__Exercise__:
Answer with nothing but the number of lines that include the word "nella".

__Excerpted data__:
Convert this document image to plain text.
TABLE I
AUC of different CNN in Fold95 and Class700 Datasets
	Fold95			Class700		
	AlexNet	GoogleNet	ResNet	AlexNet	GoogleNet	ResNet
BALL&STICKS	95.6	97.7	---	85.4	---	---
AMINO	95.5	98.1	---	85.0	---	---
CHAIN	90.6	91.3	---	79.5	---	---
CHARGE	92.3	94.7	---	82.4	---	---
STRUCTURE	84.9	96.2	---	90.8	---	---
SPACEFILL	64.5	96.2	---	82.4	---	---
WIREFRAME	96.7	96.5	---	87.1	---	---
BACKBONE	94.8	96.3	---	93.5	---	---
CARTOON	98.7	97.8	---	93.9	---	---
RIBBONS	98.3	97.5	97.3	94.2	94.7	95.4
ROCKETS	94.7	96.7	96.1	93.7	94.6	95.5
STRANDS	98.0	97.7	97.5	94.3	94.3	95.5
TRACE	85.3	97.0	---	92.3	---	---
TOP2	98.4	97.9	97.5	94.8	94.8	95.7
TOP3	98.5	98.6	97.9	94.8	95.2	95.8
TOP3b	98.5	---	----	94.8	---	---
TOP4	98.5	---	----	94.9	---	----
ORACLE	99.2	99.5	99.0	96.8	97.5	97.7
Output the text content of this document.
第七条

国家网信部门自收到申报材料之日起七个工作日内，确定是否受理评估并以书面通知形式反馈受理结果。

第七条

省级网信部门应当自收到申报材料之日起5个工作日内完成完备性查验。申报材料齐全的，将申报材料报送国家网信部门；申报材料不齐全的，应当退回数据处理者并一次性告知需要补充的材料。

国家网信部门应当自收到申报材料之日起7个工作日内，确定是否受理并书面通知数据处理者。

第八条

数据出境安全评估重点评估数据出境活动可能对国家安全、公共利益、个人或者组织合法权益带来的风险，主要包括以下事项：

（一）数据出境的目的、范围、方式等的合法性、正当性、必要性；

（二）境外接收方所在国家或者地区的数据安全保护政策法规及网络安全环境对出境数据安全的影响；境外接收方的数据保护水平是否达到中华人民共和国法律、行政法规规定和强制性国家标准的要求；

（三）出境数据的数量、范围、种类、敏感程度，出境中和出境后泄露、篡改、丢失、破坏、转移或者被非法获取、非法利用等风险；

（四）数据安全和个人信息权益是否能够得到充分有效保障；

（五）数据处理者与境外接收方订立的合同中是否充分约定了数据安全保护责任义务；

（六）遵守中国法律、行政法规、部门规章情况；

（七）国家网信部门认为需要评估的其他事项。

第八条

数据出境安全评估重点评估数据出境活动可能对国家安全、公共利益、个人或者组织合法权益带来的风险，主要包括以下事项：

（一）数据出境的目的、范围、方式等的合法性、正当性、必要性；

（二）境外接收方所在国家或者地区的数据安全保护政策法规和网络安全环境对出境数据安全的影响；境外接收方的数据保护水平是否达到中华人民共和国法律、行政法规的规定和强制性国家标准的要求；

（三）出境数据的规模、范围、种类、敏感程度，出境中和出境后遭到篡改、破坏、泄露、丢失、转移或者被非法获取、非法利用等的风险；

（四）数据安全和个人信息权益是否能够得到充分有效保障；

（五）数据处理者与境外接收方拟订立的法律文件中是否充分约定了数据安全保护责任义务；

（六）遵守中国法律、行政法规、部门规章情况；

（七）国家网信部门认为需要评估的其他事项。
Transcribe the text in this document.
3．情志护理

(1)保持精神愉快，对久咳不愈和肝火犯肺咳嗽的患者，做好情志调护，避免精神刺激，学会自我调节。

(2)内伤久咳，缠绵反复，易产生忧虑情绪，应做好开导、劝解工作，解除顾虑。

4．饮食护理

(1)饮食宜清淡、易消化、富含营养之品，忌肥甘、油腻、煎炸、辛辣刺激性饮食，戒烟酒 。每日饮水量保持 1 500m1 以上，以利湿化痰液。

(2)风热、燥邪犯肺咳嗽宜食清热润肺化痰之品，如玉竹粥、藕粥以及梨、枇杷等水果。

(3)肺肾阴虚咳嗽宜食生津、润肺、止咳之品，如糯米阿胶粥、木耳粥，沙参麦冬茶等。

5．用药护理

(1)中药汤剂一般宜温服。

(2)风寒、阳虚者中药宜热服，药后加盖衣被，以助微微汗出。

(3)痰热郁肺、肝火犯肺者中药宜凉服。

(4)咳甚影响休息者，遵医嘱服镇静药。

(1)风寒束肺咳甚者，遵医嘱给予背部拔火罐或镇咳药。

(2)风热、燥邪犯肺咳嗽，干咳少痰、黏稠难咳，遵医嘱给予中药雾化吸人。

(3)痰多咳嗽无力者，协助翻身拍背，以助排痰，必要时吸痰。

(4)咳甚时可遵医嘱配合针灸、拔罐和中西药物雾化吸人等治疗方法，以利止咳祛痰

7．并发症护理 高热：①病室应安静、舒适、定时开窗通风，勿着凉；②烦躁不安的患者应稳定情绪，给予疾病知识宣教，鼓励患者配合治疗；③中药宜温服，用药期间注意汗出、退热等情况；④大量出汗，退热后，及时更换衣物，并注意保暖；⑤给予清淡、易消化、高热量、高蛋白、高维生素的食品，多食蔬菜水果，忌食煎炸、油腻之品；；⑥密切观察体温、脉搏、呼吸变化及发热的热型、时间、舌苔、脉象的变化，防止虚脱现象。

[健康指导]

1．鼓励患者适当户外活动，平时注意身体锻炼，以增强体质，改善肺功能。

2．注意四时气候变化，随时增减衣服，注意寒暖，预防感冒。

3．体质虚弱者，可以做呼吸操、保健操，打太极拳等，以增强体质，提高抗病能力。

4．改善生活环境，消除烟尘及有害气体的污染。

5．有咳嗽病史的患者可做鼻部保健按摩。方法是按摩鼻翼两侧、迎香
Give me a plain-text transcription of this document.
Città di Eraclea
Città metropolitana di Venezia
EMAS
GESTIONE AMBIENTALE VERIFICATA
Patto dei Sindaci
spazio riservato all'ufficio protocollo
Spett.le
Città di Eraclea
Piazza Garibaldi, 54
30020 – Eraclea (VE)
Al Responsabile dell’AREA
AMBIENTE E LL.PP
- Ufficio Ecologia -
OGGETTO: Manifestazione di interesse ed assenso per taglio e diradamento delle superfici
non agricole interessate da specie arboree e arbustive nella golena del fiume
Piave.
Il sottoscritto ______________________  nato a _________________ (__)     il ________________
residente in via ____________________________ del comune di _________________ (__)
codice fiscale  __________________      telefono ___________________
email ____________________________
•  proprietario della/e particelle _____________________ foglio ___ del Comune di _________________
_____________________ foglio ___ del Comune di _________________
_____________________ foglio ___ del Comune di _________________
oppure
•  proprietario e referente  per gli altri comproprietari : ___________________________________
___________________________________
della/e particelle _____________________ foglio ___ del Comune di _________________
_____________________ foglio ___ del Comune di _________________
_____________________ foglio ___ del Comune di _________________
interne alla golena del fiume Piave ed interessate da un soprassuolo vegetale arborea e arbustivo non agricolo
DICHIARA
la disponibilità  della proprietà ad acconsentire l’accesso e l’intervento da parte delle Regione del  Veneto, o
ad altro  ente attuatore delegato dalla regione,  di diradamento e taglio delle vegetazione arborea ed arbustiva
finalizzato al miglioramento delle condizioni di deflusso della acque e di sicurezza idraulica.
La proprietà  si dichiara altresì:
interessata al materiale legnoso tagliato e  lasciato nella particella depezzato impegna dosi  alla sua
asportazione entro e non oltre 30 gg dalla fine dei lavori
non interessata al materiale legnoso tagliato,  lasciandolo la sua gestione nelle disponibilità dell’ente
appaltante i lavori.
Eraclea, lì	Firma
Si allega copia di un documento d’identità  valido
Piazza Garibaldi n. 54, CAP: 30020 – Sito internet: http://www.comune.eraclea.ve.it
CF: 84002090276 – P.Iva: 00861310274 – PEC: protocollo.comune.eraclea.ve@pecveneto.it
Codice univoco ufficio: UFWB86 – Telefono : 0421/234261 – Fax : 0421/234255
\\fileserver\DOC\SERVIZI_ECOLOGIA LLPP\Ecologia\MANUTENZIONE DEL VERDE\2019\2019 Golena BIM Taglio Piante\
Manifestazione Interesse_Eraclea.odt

__Completed exercise__:
2